Dataset items:
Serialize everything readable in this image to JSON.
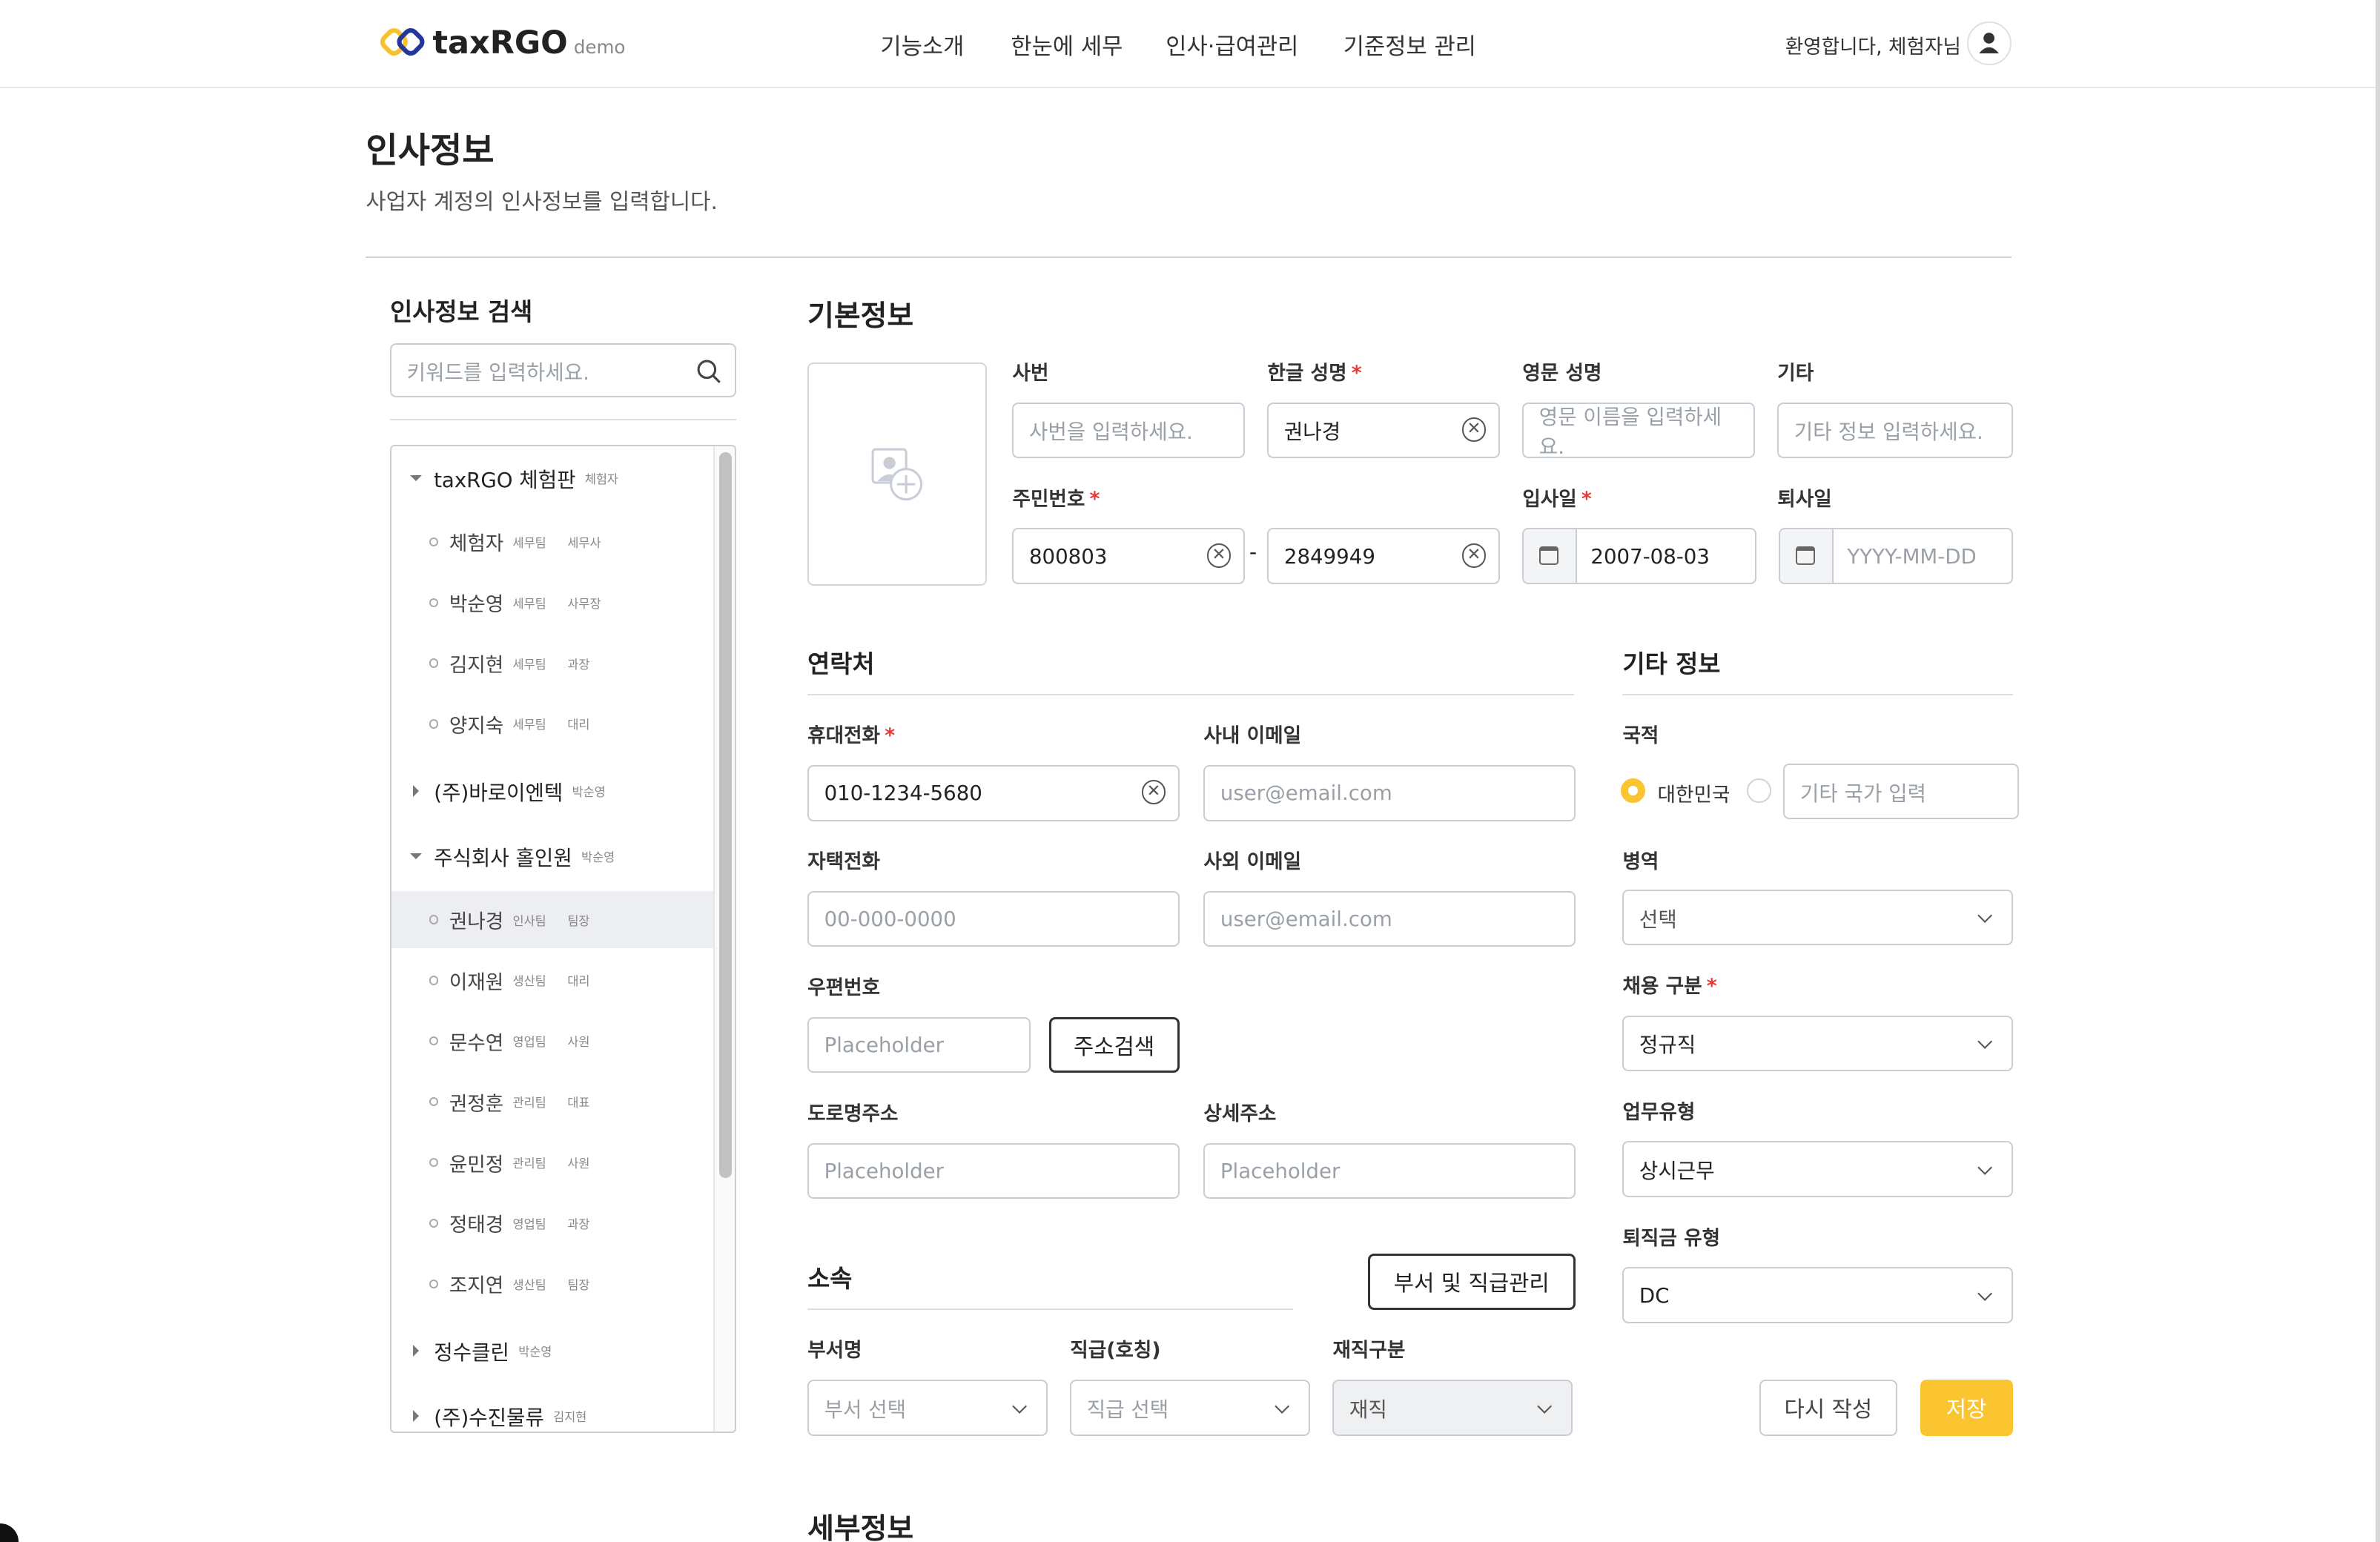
{
  "header": {
    "logo_text": "taxRGO",
    "logo_suffix": "demo",
    "nav": [
      "기능소개",
      "한눈에 세무",
      "인사·급여관리",
      "기준정보 관리"
    ],
    "welcome": "환영합니다, 체험자님"
  },
  "page": {
    "title": "인사정보",
    "subtitle": "사업자 계정의 인사정보를 입력합니다."
  },
  "sidebar": {
    "title": "인사정보 검색",
    "search_placeholder": "키워드를 입력하세요.",
    "tree": [
      {
        "type": "group",
        "open": true,
        "label": "taxRGO 체험판",
        "sub": "체험자"
      },
      {
        "type": "item",
        "label": "체험자",
        "dept": "세무팀",
        "rank": "세무사"
      },
      {
        "type": "item",
        "label": "박순영",
        "dept": "세무팀",
        "rank": "사무장"
      },
      {
        "type": "item",
        "label": "김지현",
        "dept": "세무팀",
        "rank": "과장"
      },
      {
        "type": "item",
        "label": "양지숙",
        "dept": "세무팀",
        "rank": "대리"
      },
      {
        "type": "group",
        "open": false,
        "label": "(주)바로이엔텍",
        "sub": "박순영"
      },
      {
        "type": "group",
        "open": true,
        "label": "주식회사 홀인원",
        "sub": "박순영"
      },
      {
        "type": "item",
        "label": "권나경",
        "dept": "인사팀",
        "rank": "팀장",
        "selected": true
      },
      {
        "type": "item",
        "label": "이재원",
        "dept": "생산팀",
        "rank": "대리"
      },
      {
        "type": "item",
        "label": "문수연",
        "dept": "영업팀",
        "rank": "사원"
      },
      {
        "type": "item",
        "label": "권정훈",
        "dept": "관리팀",
        "rank": "대표"
      },
      {
        "type": "item",
        "label": "윤민정",
        "dept": "관리팀",
        "rank": "사원"
      },
      {
        "type": "item",
        "label": "정태경",
        "dept": "영업팀",
        "rank": "과장"
      },
      {
        "type": "item",
        "label": "조지연",
        "dept": "생산팀",
        "rank": "팀장"
      },
      {
        "type": "group",
        "open": false,
        "label": "정수클린",
        "sub": "박순영"
      },
      {
        "type": "group",
        "open": false,
        "label": "(주)수진물류",
        "sub": "김지현"
      }
    ]
  },
  "basic": {
    "title": "기본정보",
    "emp_no": {
      "label": "사번",
      "placeholder": "사번을 입력하세요."
    },
    "kor_name": {
      "label": "한글 성명",
      "value": "권나경"
    },
    "eng_name": {
      "label": "영문 성명",
      "placeholder": "영문 이름을 입력하세요."
    },
    "etc": {
      "label": "기타",
      "placeholder": "기타 정보 입력하세요."
    },
    "rrn": {
      "label": "주민번호",
      "front": "800803",
      "back": "2849949",
      "sep": "-"
    },
    "join_date": {
      "label": "입사일",
      "value": "2007-08-03"
    },
    "leave_date": {
      "label": "퇴사일",
      "placeholder": "YYYY-MM-DD"
    }
  },
  "contact": {
    "title": "연락처",
    "mobile": {
      "label": "휴대전화",
      "value": "010-1234-5680"
    },
    "work_email": {
      "label": "사내 이메일",
      "placeholder": "user@email.com"
    },
    "home_phone": {
      "label": "자택전화",
      "placeholder": "00-000-0000"
    },
    "personal_email": {
      "label": "사외 이메일",
      "placeholder": "user@email.com"
    },
    "zip": {
      "label": "우편번호",
      "placeholder": "Placeholder",
      "button": "주소검색"
    },
    "road": {
      "label": "도로명주소",
      "placeholder": "Placeholder"
    },
    "detail": {
      "label": "상세주소",
      "placeholder": "Placeholder"
    }
  },
  "affiliation": {
    "title": "소속",
    "manage_button": "부서 및 직급관리",
    "dept": {
      "label": "부서명",
      "placeholder": "부서 선택"
    },
    "rank": {
      "label": "직급(호칭)",
      "placeholder": "직급 선택"
    },
    "status": {
      "label": "재직구분",
      "value": "재직"
    }
  },
  "other": {
    "title": "기타 정보",
    "nationality": {
      "label": "국적",
      "option_korea": "대한민국",
      "selected": "대한민국",
      "other_placeholder": "기타 국가 입력"
    },
    "military": {
      "label": "병역",
      "value": "선택"
    },
    "employment": {
      "label": "채용 구분",
      "value": "정규직"
    },
    "work_type": {
      "label": "업무유형",
      "value": "상시근무"
    },
    "severance": {
      "label": "퇴직금 유형",
      "value": "DC"
    }
  },
  "actions": {
    "reset": "다시 작성",
    "save": "저장"
  },
  "detail_section": {
    "title": "세부정보"
  },
  "required_mark": "*",
  "colors": {
    "accent": "#FBC431",
    "required": "#E53935",
    "logo_yellow": "#F6C230",
    "logo_blue": "#23389A"
  }
}
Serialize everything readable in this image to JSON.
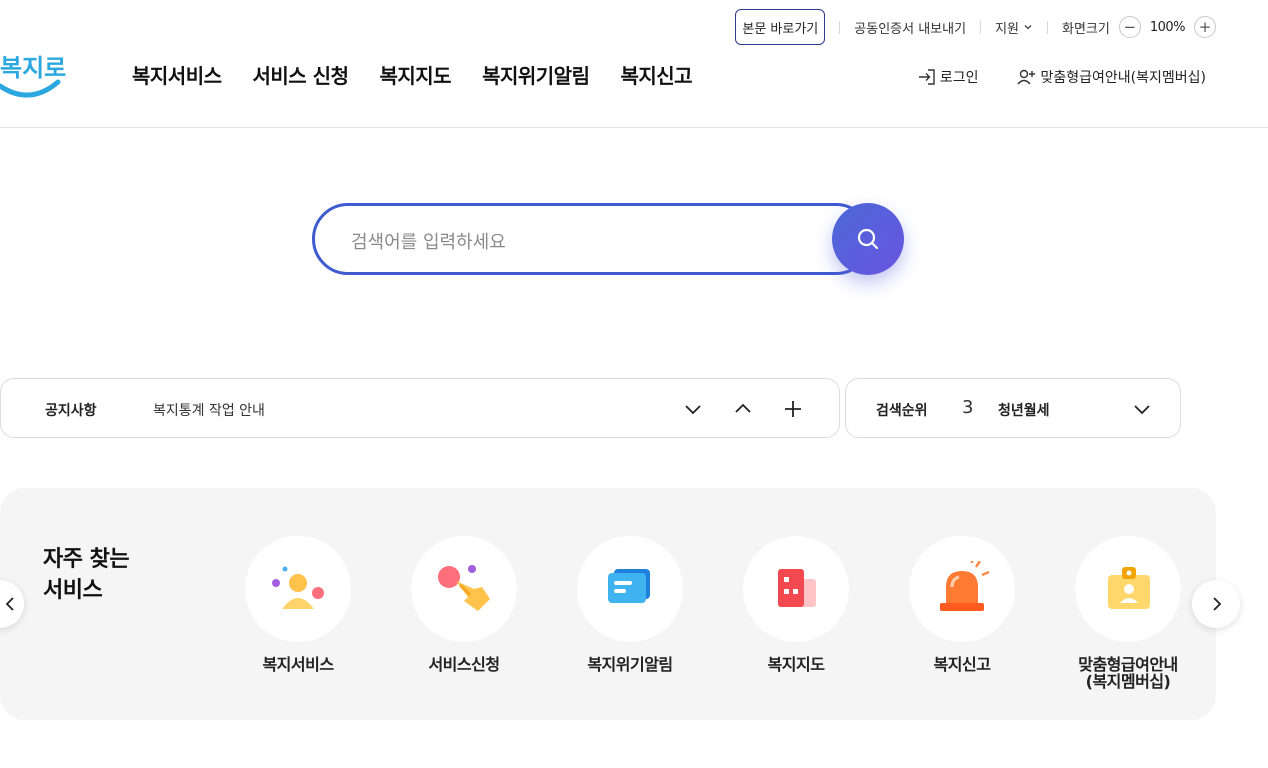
{
  "utility": {
    "skip_link": "본문 바로가기",
    "cert_export": "공동인증서 내보내기",
    "support": "지원",
    "screen_size_label": "화면크기",
    "zoom_out": "−",
    "zoom_value": "100%",
    "zoom_in": "+"
  },
  "logo": {
    "text": "복지로",
    "color": "#2ba8e0"
  },
  "nav": {
    "items": [
      "복지서비스",
      "서비스 신청",
      "복지지도",
      "복지위기알림",
      "복지신고"
    ]
  },
  "member": {
    "login": "로그인",
    "membership": "맞춤형급여안내(복지멤버십)"
  },
  "search": {
    "placeholder": "검색어를 입력하세요",
    "value": "",
    "accent": "#3f5bd0"
  },
  "notice": {
    "label": "공지사항",
    "text": "복지통계 작업 안내"
  },
  "ranking": {
    "label": "검색순위",
    "number": "3",
    "term": "청년월세"
  },
  "frequent": {
    "title": "자주 찾는\n서비스",
    "items": [
      {
        "label": "복지서비스",
        "icon": "person-icon"
      },
      {
        "label": "서비스신청",
        "icon": "hand-pointer-icon"
      },
      {
        "label": "복지위기알림",
        "icon": "message-icon"
      },
      {
        "label": "복지지도",
        "icon": "building-icon"
      },
      {
        "label": "복지신고",
        "icon": "siren-icon"
      },
      {
        "label": "맞춤형급여안내\n(복지멤버십)",
        "icon": "id-card-icon"
      }
    ]
  }
}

WHAT YOU NEED TO DO:
Write out the records above exactly as they appear, leaving out any pictures.

ANSWER BELOW:
Serialize everything readable in this image to JSON.
{
  "header": {
    "logo_text": "taxRGO",
    "logo_suffix": "demo",
    "nav": [
      "기능소개",
      "한눈에 세무",
      "인사·급여관리",
      "기준정보 관리"
    ],
    "welcome": "환영합니다, 체험자님"
  },
  "page": {
    "title": "인사정보",
    "subtitle": "사업자 계정의 인사정보를 입력합니다."
  },
  "sidebar": {
    "title": "인사정보 검색",
    "search_placeholder": "키워드를 입력하세요.",
    "tree": [
      {
        "type": "group",
        "open": true,
        "label": "taxRGO 체험판",
        "sub": "체험자"
      },
      {
        "type": "item",
        "label": "체험자",
        "dept": "세무팀",
        "rank": "세무사"
      },
      {
        "type": "item",
        "label": "박순영",
        "dept": "세무팀",
        "rank": "사무장"
      },
      {
        "type": "item",
        "label": "김지현",
        "dept": "세무팀",
        "rank": "과장"
      },
      {
        "type": "item",
        "label": "양지숙",
        "dept": "세무팀",
        "rank": "대리"
      },
      {
        "type": "group",
        "open": false,
        "label": "(주)바로이엔텍",
        "sub": "박순영"
      },
      {
        "type": "group",
        "open": true,
        "label": "주식회사 홀인원",
        "sub": "박순영"
      },
      {
        "type": "item",
        "label": "권나경",
        "dept": "인사팀",
        "rank": "팀장",
        "selected": true
      },
      {
        "type": "item",
        "label": "이재원",
        "dept": "생산팀",
        "rank": "대리"
      },
      {
        "type": "item",
        "label": "문수연",
        "dept": "영업팀",
        "rank": "사원"
      },
      {
        "type": "item",
        "label": "권정훈",
        "dept": "관리팀",
        "rank": "대표"
      },
      {
        "type": "item",
        "label": "윤민정",
        "dept": "관리팀",
        "rank": "사원"
      },
      {
        "type": "item",
        "label": "정태경",
        "dept": "영업팀",
        "rank": "과장"
      },
      {
        "type": "item",
        "label": "조지연",
        "dept": "생산팀",
        "rank": "팀장"
      },
      {
        "type": "group",
        "open": false,
        "label": "정수클린",
        "sub": "박순영"
      },
      {
        "type": "group",
        "open": false,
        "label": "(주)수진물류",
        "sub": "김지현"
      }
    ]
  },
  "basic": {
    "title": "기본정보",
    "emp_no": {
      "label": "사번",
      "placeholder": "사번을 입력하세요."
    },
    "kor_name": {
      "label": "한글 성명",
      "value": "권나경"
    },
    "eng_name": {
      "label": "영문 성명",
      "placeholder": "영문 이름을 입력하세요."
    },
    "etc": {
      "label": "기타",
      "placeholder": "기타 정보 입력하세요."
    },
    "rrn": {
      "label": "주민번호",
      "front": "800803",
      "back": "2849949",
      "sep": "-"
    },
    "join_date": {
      "label": "입사일",
      "value": "2007-08-03"
    },
    "leave_date": {
      "label": "퇴사일",
      "placeholder": "YYYY-MM-DD"
    }
  },
  "contact": {
    "title": "연락처",
    "mobile": {
      "label": "휴대전화",
      "value": "010-1234-5680"
    },
    "work_email": {
      "label": "사내 이메일",
      "placeholder": "user@email.com"
    },
    "home_phone": {
      "label": "자택전화",
      "placeholder": "00-000-0000"
    },
    "personal_email": {
      "label": "사외 이메일",
      "placeholder": "user@email.com"
    },
    "zip": {
      "label": "우편번호",
      "placeholder": "Placeholder",
      "button": "주소검색"
    },
    "road": {
      "label": "도로명주소",
      "placeholder": "Placeholder"
    },
    "detail": {
      "label": "상세주소",
      "placeholder": "Placeholder"
    }
  },
  "affiliation": {
    "title": "소속",
    "manage_button": "부서 및 직급관리",
    "dept": {
      "label": "부서명",
      "placeholder": "부서 선택"
    },
    "rank": {
      "label": "직급(호칭)",
      "placeholder": "직급 선택"
    },
    "status": {
      "label": "재직구분",
      "value": "재직"
    }
  },
  "other": {
    "title": "기타 정보",
    "nationality": {
      "label": "국적",
      "option_korea": "대한민국",
      "selected": "대한민국",
      "other_placeholder": "기타 국가 입력"
    },
    "military": {
      "label": "병역",
      "value": "선택"
    },
    "employment": {
      "label": "채용 구분",
      "value": "정규직"
    },
    "work_type": {
      "label": "업무유형",
      "value": "상시근무"
    },
    "severance": {
      "label": "퇴직금 유형",
      "value": "DC"
    }
  },
  "actions": {
    "reset": "다시 작성",
    "save": "저장"
  },
  "detail_section": {
    "title": "세부정보"
  },
  "required_mark": "*",
  "colors": {
    "accent": "#FBC431",
    "required": "#E53935",
    "logo_yellow": "#F6C230",
    "logo_blue": "#23389A"
  }
}
Serialize everything readable in this image to JSON.
{
  "utility": {
    "skip_link": "본문 바로가기",
    "cert_export": "공동인증서 내보내기",
    "support": "지원",
    "screen_size_label": "화면크기",
    "zoom_out": "−",
    "zoom_value": "100%",
    "zoom_in": "+"
  },
  "logo": {
    "text": "복지로",
    "color": "#2ba8e0"
  },
  "nav": {
    "items": [
      "복지서비스",
      "서비스 신청",
      "복지지도",
      "복지위기알림",
      "복지신고"
    ]
  },
  "member": {
    "login": "로그인",
    "membership": "맞춤형급여안내(복지멤버십)"
  },
  "search": {
    "placeholder": "검색어를 입력하세요",
    "value": "",
    "accent": "#3f5bd0"
  },
  "notice": {
    "label": "공지사항",
    "text": "복지통계 작업 안내"
  },
  "ranking": {
    "label": "검색순위",
    "number": "3",
    "term": "청년월세"
  },
  "frequent": {
    "title": "자주 찾는\n서비스",
    "items": [
      {
        "label": "복지서비스",
        "icon": "person-icon"
      },
      {
        "label": "서비스신청",
        "icon": "hand-pointer-icon"
      },
      {
        "label": "복지위기알림",
        "icon": "message-icon"
      },
      {
        "label": "복지지도",
        "icon": "building-icon"
      },
      {
        "label": "복지신고",
        "icon": "siren-icon"
      },
      {
        "label": "맞춤형급여안내\n(복지멤버십)",
        "icon": "id-card-icon"
      }
    ]
  }
}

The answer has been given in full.